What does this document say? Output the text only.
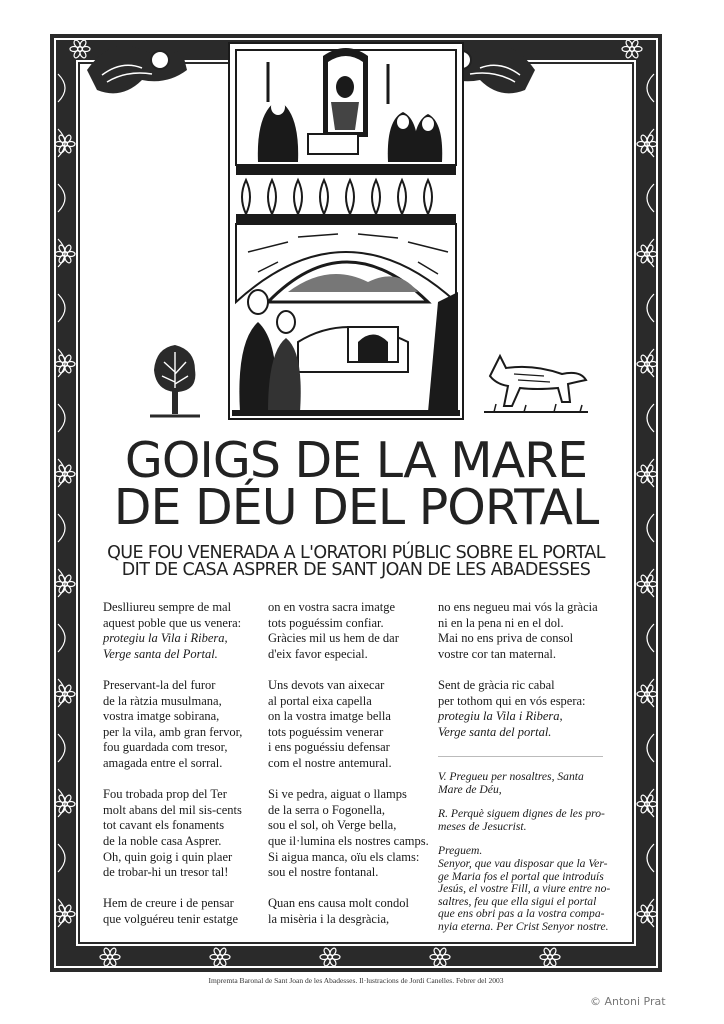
GOIGS DE LA MARE
DE DÉU DEL PORTAL
QUE FOU VENERADA A L'ORATORI PÚBLIC SOBRE EL PORTAL
DIT DE CASA ASPRER DE SANT JOAN DE LES ABADESSES
Deslliureu sempre de mal
aquest poble que us venera:
protegiu la Vila i Ribera,
Verge santa del Portal.
Preservant-la del furor
de la ràtzia musulmana,
vostra imatge sobirana,
per la vila, amb gran fervor,
fou guardada com tresor,
amagada entre el sorral.
Fou trobada prop del Ter
molt abans del mil sis-cents
tot cavant els fonaments
de la noble casa Asprer.
Oh, quin goig i quin plaer
de trobar-hi un tresor tal!
Hem de creure i de pensar
que volguéreu tenir estatge
on en vostra sacra imatge
tots poguéssim confiar.
Gràcies mil us hem de dar
d'eix favor especial.
Uns devots van aixecar
al portal eixa capella
on la vostra imatge bella
tots poguéssim venerar
i ens poguéssiu defensar
com el nostre antemural.
Si ve pedra, aiguat o llamps
de la serra o Fogonella,
sou el sol, oh Verge bella,
que il·lumina els nostres camps.
Si aigua manca, oïu els clams:
sou el nostre fontanal.
Quan ens causa molt condol
la misèria i la desgràcia,
no ens negueu mai vós la gràcia
ni en la pena ni en el dol.
Mai no ens priva de consol
vostre cor tan maternal.
Sent de gràcia ric cabal
per tothom qui en vós espera:
protegiu la Vila i Ribera,
Verge santa del portal.
V. Pregueu per nosaltres, Santa
Mare de Déu,
R. Perquè siguem dignes de les pro-
meses de Jesucrist.
Preguem.
Senyor, que vau disposar que la Ver-
ge Maria fos el portal que introduís
Jesús, el vostre Fill, a viure entre no-
saltres, feu que ella sigui el portal
que ens obri pas a la vostra compa-
nyia eterna. Per Crist Senyor nostre.
Impremta Baronal de Sant Joan de les Abadesses. Il·lustracions de Jordi Canelles. Febrer del 2003
© Antoni Prat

━━━━━━

• _Written exercise_: Copy every single line of the material above that holds "imatge".

• _Response to the task_:
vostra imatge sobirana,
on en vostra sacra imatge
on la vostra imatge bella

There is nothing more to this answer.